• _Problem requirements_
Gather from the listing below each line that includes the word "ylabel", and copy it.

##### Input for this task

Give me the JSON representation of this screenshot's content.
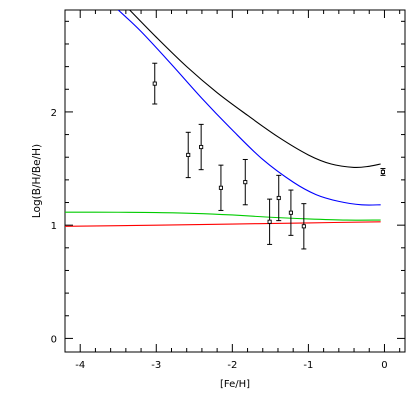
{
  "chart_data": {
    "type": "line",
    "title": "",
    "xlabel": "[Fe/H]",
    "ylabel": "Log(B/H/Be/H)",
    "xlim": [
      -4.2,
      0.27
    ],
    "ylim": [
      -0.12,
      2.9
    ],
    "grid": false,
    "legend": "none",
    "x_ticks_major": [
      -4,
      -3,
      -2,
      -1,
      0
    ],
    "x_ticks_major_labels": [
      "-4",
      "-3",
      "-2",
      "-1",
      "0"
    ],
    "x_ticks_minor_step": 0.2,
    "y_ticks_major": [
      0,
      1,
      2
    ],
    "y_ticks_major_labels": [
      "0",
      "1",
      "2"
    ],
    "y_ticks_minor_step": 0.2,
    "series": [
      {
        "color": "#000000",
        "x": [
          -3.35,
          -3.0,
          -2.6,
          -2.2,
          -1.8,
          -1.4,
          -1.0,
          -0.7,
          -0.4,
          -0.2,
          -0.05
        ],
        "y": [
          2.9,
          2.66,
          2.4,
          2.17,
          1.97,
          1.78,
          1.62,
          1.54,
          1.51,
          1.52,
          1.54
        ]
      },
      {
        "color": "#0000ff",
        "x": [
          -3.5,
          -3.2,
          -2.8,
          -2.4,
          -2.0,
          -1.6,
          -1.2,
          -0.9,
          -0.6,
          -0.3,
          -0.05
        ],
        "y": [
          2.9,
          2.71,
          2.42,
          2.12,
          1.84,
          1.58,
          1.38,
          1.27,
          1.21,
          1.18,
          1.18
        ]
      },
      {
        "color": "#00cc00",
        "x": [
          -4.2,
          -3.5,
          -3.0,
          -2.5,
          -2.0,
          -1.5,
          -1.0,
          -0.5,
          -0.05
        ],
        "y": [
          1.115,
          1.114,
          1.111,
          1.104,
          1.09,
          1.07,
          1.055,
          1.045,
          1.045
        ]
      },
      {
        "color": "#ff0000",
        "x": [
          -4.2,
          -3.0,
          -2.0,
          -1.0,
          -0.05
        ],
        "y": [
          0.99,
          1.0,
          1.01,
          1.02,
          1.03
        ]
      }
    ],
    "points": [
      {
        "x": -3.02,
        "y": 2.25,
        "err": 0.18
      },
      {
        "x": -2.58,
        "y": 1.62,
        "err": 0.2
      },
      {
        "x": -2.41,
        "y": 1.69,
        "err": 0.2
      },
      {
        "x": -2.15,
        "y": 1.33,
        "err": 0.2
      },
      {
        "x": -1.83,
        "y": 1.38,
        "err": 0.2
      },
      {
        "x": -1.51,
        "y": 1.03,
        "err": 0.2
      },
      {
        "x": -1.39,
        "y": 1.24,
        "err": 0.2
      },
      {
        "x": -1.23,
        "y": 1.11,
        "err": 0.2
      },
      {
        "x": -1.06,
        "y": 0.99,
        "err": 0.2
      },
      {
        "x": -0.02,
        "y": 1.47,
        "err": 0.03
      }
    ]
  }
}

##########
##### Input for this task

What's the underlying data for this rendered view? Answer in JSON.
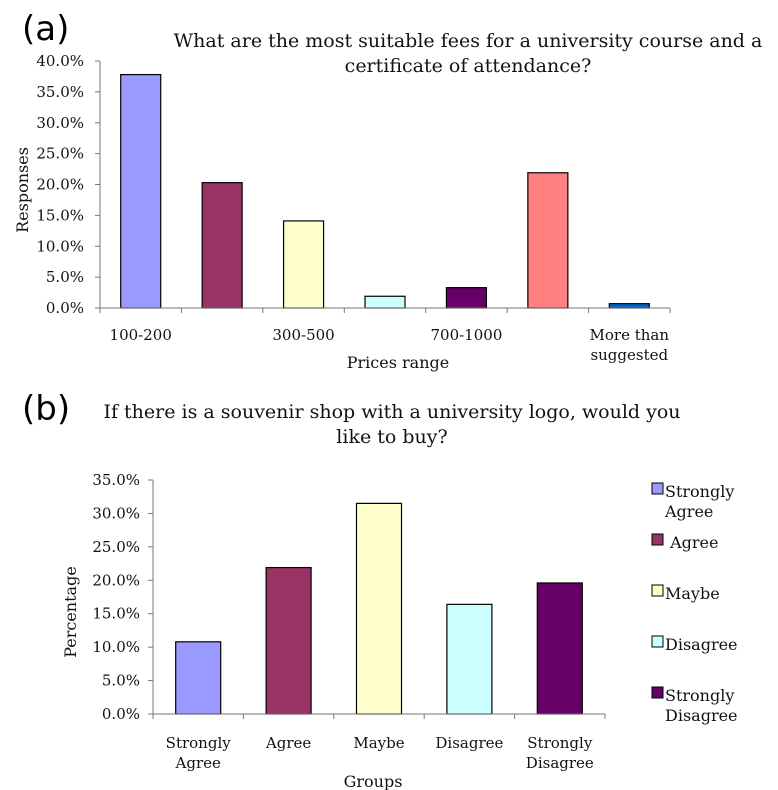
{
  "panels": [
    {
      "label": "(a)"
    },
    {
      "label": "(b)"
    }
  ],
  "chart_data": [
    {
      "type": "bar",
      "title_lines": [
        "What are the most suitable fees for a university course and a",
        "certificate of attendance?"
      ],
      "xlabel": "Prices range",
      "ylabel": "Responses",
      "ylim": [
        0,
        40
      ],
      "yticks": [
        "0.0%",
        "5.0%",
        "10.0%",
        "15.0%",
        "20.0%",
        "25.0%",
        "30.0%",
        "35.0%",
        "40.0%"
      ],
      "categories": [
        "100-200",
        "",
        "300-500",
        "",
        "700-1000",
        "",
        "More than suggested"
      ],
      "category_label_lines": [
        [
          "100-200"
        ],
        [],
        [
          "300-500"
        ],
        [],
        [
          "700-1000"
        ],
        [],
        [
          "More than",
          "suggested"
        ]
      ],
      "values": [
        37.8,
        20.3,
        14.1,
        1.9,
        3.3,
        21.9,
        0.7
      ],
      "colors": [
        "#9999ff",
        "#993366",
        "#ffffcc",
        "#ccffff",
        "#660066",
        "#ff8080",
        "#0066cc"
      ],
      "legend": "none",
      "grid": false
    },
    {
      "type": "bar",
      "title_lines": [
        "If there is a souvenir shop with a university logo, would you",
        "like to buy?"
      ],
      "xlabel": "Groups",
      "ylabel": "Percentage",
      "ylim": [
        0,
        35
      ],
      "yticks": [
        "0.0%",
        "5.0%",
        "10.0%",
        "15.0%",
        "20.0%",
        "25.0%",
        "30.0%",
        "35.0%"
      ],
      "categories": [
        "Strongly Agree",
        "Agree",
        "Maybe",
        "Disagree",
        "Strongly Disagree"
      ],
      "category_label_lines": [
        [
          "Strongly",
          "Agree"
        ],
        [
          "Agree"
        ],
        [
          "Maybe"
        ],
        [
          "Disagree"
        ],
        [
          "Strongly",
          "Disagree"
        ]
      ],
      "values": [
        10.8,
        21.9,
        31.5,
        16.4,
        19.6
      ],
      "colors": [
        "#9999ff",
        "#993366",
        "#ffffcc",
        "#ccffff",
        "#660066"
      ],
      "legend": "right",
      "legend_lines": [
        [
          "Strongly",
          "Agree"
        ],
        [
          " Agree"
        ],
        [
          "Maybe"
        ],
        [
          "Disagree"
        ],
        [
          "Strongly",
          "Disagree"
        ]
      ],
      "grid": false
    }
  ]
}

##########

• _Result_
    "ylabel": "Log(B/H/Be/H)",
      "ylabel": "Responses",
      "ylabel": "Percentage",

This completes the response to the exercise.